WHAT IS EXPECTED = Single out the lines that include the word "유역에서". Copy them.
[start of LISTING]
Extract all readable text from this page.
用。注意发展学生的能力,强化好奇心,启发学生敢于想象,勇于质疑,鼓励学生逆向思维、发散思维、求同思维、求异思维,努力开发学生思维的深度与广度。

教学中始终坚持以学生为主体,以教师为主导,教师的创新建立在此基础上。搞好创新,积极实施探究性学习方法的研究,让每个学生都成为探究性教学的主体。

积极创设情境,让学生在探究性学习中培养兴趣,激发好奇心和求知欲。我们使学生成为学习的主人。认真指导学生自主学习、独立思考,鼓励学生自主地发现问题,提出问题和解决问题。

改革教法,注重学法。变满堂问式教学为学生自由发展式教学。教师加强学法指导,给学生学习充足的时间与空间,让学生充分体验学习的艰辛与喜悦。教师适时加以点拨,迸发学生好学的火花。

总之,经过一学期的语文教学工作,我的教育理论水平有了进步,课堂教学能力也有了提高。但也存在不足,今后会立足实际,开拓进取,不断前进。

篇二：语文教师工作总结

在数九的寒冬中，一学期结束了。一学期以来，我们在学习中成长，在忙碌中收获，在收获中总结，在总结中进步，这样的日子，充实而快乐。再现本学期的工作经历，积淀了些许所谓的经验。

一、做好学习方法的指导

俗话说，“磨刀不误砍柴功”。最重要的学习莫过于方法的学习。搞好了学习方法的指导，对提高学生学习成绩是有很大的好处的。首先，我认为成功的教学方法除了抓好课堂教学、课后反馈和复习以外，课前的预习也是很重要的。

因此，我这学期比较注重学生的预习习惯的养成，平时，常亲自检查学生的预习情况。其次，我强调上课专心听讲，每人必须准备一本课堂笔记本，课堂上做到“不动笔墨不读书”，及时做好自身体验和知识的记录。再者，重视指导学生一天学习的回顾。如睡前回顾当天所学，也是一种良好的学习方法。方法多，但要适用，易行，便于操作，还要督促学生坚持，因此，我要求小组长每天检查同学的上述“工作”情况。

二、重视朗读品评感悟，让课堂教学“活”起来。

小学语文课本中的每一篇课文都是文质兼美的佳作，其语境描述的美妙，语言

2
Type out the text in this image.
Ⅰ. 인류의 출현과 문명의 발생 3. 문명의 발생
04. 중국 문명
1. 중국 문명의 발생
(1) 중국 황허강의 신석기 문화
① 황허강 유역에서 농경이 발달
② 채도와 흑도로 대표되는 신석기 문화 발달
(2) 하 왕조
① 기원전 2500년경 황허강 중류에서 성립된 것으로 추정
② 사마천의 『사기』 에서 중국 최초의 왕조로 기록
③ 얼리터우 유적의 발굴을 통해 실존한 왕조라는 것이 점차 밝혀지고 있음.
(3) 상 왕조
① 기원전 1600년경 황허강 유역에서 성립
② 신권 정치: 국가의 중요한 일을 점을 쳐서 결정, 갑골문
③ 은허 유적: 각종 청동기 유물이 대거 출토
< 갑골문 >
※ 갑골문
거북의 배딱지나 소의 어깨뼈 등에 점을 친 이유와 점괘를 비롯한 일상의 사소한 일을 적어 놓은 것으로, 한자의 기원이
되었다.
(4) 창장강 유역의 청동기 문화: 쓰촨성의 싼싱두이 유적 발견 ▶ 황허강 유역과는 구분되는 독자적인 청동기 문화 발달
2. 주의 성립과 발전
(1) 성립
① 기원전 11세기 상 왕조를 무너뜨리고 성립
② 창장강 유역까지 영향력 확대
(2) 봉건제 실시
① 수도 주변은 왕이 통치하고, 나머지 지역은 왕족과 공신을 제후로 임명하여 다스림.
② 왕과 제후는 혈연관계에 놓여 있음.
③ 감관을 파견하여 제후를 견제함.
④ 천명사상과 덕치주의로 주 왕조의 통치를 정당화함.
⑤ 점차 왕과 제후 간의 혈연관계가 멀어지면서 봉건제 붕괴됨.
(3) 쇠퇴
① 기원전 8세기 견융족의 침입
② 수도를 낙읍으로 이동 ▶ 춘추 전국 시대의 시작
[end of LISTING]
RESPONSE TO THIS EXERCISE =
① 황허강 유역에서 농경이 발달
① 기원전 1600년경 황허강 유역에서 성립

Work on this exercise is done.